## MATERIAL TO PROCESS
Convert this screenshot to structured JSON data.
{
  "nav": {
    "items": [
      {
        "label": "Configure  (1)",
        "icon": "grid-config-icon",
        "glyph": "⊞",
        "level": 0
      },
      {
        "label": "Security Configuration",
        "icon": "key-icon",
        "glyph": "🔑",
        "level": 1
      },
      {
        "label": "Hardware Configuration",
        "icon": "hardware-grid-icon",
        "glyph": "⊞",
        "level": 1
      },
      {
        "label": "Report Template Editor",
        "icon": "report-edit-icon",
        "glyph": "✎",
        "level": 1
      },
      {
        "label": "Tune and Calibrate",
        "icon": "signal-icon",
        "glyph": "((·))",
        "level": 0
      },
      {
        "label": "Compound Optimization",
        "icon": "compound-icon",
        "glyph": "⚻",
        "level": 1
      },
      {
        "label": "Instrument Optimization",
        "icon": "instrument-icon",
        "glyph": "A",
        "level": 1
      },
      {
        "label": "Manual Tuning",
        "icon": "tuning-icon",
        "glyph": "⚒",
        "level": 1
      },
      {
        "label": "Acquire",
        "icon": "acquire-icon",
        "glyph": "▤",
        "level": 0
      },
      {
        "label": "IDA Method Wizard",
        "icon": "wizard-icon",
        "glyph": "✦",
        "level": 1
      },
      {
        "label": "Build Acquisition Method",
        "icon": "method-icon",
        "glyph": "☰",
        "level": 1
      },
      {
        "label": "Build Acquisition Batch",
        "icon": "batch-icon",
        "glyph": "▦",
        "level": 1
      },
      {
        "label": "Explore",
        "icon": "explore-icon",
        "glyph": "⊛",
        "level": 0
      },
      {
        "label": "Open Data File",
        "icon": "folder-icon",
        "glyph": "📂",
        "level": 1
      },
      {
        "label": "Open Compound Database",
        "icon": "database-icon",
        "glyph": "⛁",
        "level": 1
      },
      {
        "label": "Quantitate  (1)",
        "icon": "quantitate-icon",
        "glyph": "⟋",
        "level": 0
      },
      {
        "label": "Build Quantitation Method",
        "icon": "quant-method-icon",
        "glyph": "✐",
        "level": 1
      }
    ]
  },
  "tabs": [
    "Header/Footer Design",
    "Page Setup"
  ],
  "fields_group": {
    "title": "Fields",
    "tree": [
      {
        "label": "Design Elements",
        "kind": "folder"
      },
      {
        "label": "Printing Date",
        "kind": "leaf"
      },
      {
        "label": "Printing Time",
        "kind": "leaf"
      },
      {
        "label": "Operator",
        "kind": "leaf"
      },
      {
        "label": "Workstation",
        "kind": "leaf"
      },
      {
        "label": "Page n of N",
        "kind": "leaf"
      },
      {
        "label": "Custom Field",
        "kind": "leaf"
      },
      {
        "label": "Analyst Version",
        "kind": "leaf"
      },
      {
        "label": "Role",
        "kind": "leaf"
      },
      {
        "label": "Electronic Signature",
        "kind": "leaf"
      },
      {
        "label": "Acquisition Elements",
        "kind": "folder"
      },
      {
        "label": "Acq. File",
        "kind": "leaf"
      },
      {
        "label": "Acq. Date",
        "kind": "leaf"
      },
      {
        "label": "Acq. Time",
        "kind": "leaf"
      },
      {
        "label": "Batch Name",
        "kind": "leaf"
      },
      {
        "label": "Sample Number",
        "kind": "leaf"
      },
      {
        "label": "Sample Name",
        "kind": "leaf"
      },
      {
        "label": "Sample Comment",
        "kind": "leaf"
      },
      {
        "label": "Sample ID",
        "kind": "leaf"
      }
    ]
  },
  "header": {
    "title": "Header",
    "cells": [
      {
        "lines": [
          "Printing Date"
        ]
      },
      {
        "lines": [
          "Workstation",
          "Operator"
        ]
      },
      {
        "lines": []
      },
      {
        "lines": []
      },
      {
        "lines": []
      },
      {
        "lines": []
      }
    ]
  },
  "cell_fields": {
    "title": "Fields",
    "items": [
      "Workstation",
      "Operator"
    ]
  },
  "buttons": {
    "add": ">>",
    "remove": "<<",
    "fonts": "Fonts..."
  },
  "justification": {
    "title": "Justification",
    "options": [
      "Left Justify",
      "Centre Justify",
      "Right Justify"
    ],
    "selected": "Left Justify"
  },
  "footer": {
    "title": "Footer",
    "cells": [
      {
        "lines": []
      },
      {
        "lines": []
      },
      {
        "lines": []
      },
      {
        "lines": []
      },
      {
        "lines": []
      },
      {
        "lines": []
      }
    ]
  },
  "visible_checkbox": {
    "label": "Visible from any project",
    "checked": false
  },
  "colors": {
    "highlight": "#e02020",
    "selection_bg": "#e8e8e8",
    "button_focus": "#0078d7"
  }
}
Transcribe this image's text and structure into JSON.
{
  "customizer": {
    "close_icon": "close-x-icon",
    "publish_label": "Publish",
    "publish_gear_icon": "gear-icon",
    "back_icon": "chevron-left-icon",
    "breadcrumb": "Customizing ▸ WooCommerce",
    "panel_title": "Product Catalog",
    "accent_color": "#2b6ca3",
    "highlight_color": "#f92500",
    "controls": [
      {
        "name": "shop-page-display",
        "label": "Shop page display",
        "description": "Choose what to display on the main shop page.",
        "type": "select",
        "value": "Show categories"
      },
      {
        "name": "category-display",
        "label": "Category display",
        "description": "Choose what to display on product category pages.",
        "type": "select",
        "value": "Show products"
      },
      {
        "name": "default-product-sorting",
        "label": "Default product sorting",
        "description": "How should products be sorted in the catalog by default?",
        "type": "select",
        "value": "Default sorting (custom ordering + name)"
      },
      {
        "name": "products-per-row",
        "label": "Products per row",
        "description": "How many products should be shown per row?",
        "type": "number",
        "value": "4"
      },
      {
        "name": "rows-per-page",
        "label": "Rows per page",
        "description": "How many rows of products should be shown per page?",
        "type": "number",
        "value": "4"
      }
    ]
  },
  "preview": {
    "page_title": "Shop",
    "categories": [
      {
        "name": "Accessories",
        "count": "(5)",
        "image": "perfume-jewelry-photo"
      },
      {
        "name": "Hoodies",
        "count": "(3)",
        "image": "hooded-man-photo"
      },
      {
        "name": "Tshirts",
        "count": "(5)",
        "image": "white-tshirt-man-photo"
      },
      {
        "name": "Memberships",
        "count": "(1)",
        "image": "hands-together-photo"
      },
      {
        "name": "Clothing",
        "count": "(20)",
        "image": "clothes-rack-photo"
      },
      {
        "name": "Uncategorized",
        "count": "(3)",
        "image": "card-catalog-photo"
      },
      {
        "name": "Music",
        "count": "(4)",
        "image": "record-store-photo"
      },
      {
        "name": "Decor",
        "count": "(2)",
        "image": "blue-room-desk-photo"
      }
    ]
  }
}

## EXERCISE DETAILS
Write out the records shown above, exactly as they appear.

## SOLUTION TO THE EXERCISE
Convert this screenshot to structured JSON data.
{
  "nav": {
    "items": [
      {
        "label": "Configure  (1)",
        "icon": "grid-config-icon",
        "glyph": "⊞",
        "level": 0
      },
      {
        "label": "Security Configuration",
        "icon": "key-icon",
        "glyph": "🔑",
        "level": 1
      },
      {
        "label": "Hardware Configuration",
        "icon": "hardware-grid-icon",
        "glyph": "⊞",
        "level": 1
      },
      {
        "label": "Report Template Editor",
        "icon": "report-edit-icon",
        "glyph": "✎",
        "level": 1
      },
      {
        "label": "Tune and Calibrate",
        "icon": "signal-icon",
        "glyph": "((·))",
        "level": 0
      },
      {
        "label": "Compound Optimization",
        "icon": "compound-icon",
        "glyph": "⚻",
        "level": 1
      },
      {
        "label": "Instrument Optimization",
        "icon": "instrument-icon",
        "glyph": "A",
        "level": 1
      },
      {
        "label": "Manual Tuning",
        "icon": "tuning-icon",
        "glyph": "⚒",
        "level": 1
      },
      {
        "label": "Acquire",
        "icon": "acquire-icon",
        "glyph": "▤",
        "level": 0
      },
      {
        "label": "IDA Method Wizard",
        "icon": "wizard-icon",
        "glyph": "✦",
        "level": 1
      },
      {
        "label": "Build Acquisition Method",
        "icon": "method-icon",
        "glyph": "☰",
        "level": 1
      },
      {
        "label": "Build Acquisition Batch",
        "icon": "batch-icon",
        "glyph": "▦",
        "level": 1
      },
      {
        "label": "Explore",
        "icon": "explore-icon",
        "glyph": "⊛",
        "level": 0
      },
      {
        "label": "Open Data File",
        "icon": "folder-icon",
        "glyph": "📂",
        "level": 1
      },
      {
        "label": "Open Compound Database",
        "icon": "database-icon",
        "glyph": "⛁",
        "level": 1
      },
      {
        "label": "Quantitate  (1)",
        "icon": "quantitate-icon",
        "glyph": "⟋",
        "level": 0
      },
      {
        "label": "Build Quantitation Method",
        "icon": "quant-method-icon",
        "glyph": "✐",
        "level": 1
      }
    ]
  },
  "tabs": [
    "Header/Footer Design",
    "Page Setup"
  ],
  "fields_group": {
    "title": "Fields",
    "tree": [
      {
        "label": "Design Elements",
        "kind": "folder"
      },
      {
        "label": "Printing Date",
        "kind": "leaf"
      },
      {
        "label": "Printing Time",
        "kind": "leaf"
      },
      {
        "label": "Operator",
        "kind": "leaf"
      },
      {
        "label": "Workstation",
        "kind": "leaf"
      },
      {
        "label": "Page n of N",
        "kind": "leaf"
      },
      {
        "label": "Custom Field",
        "kind": "leaf"
      },
      {
        "label": "Analyst Version",
        "kind": "leaf"
      },
      {
        "label": "Role",
        "kind": "leaf"
      },
      {
        "label": "Electronic Signature",
        "kind": "leaf"
      },
      {
        "label": "Acquisition Elements",
        "kind": "folder"
      },
      {
        "label": "Acq. File",
        "kind": "leaf"
      },
      {
        "label": "Acq. Date",
        "kind": "leaf"
      },
      {
        "label": "Acq. Time",
        "kind": "leaf"
      },
      {
        "label": "Batch Name",
        "kind": "leaf"
      },
      {
        "label": "Sample Number",
        "kind": "leaf"
      },
      {
        "label": "Sample Name",
        "kind": "leaf"
      },
      {
        "label": "Sample Comment",
        "kind": "leaf"
      },
      {
        "label": "Sample ID",
        "kind": "leaf"
      }
    ]
  },
  "header": {
    "title": "Header",
    "cells": [
      {
        "lines": [
          "Printing Date"
        ]
      },
      {
        "lines": [
          "Workstation",
          "Operator"
        ]
      },
      {
        "lines": []
      },
      {
        "lines": []
      },
      {
        "lines": []
      },
      {
        "lines": []
      }
    ]
  },
  "cell_fields": {
    "title": "Fields",
    "items": [
      "Workstation",
      "Operator"
    ]
  },
  "buttons": {
    "add": ">>",
    "remove": "<<",
    "fonts": "Fonts..."
  },
  "justification": {
    "title": "Justification",
    "options": [
      "Left Justify",
      "Centre Justify",
      "Right Justify"
    ],
    "selected": "Left Justify"
  },
  "footer": {
    "title": "Footer",
    "cells": [
      {
        "lines": []
      },
      {
        "lines": []
      },
      {
        "lines": []
      },
      {
        "lines": []
      },
      {
        "lines": []
      },
      {
        "lines": []
      }
    ]
  },
  "visible_checkbox": {
    "label": "Visible from any project",
    "checked": false
  },
  "colors": {
    "highlight": "#e02020",
    "selection_bg": "#e8e8e8",
    "button_focus": "#0078d7"
  }
}
Transcribe this image's text and structure into JSON.
{
  "customizer": {
    "close_icon": "close-x-icon",
    "publish_label": "Publish",
    "publish_gear_icon": "gear-icon",
    "back_icon": "chevron-left-icon",
    "breadcrumb": "Customizing ▸ WooCommerce",
    "panel_title": "Product Catalog",
    "accent_color": "#2b6ca3",
    "highlight_color": "#f92500",
    "controls": [
      {
        "name": "shop-page-display",
        "label": "Shop page display",
        "description": "Choose what to display on the main shop page.",
        "type": "select",
        "value": "Show categories"
      },
      {
        "name": "category-display",
        "label": "Category display",
        "description": "Choose what to display on product category pages.",
        "type": "select",
        "value": "Show products"
      },
      {
        "name": "default-product-sorting",
        "label": "Default product sorting",
        "description": "How should products be sorted in the catalog by default?",
        "type": "select",
        "value": "Default sorting (custom ordering + name)"
      },
      {
        "name": "products-per-row",
        "label": "Products per row",
        "description": "How many products should be shown per row?",
        "type": "number",
        "value": "4"
      },
      {
        "name": "rows-per-page",
        "label": "Rows per page",
        "description": "How many rows of products should be shown per page?",
        "type": "number",
        "value": "4"
      }
    ]
  },
  "preview": {
    "page_title": "Shop",
    "categories": [
      {
        "name": "Accessories",
        "count": "(5)",
        "image": "perfume-jewelry-photo"
      },
      {
        "name": "Hoodies",
        "count": "(3)",
        "image": "hooded-man-photo"
      },
      {
        "name": "Tshirts",
        "count": "(5)",
        "image": "white-tshirt-man-photo"
      },
      {
        "name": "Memberships",
        "count": "(1)",
        "image": "hands-together-photo"
      },
      {
        "name": "Clothing",
        "count": "(20)",
        "image": "clothes-rack-photo"
      },
      {
        "name": "Uncategorized",
        "count": "(3)",
        "image": "card-catalog-photo"
      },
      {
        "name": "Music",
        "count": "(4)",
        "image": "record-store-photo"
      },
      {
        "name": "Decor",
        "count": "(2)",
        "image": "blue-room-desk-photo"
      }
    ]
  }
}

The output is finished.